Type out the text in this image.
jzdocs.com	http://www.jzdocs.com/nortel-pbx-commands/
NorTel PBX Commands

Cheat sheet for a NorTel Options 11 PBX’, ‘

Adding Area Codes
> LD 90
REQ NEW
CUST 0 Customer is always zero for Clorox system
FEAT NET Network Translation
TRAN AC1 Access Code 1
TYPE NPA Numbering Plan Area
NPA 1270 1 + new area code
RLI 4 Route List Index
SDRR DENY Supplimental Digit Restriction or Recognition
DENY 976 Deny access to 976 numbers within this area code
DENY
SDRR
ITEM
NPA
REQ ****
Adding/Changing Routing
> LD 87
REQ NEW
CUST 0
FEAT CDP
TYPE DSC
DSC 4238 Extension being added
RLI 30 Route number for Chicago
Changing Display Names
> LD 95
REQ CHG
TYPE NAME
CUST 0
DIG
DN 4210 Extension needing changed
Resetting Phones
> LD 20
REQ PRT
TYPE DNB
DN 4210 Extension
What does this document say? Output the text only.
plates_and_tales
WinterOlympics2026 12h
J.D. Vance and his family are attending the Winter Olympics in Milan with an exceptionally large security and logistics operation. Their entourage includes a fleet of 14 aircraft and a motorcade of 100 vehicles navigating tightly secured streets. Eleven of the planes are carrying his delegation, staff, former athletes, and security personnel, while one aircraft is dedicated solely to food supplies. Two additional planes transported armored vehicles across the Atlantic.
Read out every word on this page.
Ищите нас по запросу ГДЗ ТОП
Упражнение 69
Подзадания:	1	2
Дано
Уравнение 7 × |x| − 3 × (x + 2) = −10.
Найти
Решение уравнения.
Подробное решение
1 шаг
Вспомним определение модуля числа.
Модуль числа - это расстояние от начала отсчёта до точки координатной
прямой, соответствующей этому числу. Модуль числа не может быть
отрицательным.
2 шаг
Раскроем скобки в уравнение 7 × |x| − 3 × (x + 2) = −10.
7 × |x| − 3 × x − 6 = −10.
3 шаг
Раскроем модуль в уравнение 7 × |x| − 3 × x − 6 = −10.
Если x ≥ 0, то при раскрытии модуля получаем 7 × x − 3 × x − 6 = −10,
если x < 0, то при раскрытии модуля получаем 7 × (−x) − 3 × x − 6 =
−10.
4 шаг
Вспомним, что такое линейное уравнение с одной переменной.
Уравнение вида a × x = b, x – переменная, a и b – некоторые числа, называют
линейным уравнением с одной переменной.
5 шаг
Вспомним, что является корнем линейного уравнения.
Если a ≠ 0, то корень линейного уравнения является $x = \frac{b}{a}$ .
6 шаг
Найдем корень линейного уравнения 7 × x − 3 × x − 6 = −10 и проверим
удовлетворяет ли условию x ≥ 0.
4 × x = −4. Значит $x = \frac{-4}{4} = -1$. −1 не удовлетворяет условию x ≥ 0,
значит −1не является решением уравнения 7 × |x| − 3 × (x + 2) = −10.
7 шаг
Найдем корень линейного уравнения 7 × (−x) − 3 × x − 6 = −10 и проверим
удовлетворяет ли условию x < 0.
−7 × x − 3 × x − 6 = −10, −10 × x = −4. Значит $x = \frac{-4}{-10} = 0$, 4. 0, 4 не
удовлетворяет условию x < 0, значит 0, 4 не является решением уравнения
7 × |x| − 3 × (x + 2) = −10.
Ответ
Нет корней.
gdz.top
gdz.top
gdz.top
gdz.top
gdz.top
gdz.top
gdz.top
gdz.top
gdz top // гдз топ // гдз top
##############################
• _JOB_
Which lines above contain "Adding"? Show each of them.

• _SOLUTION_
Adding Area Codes
Adding/Changing Routing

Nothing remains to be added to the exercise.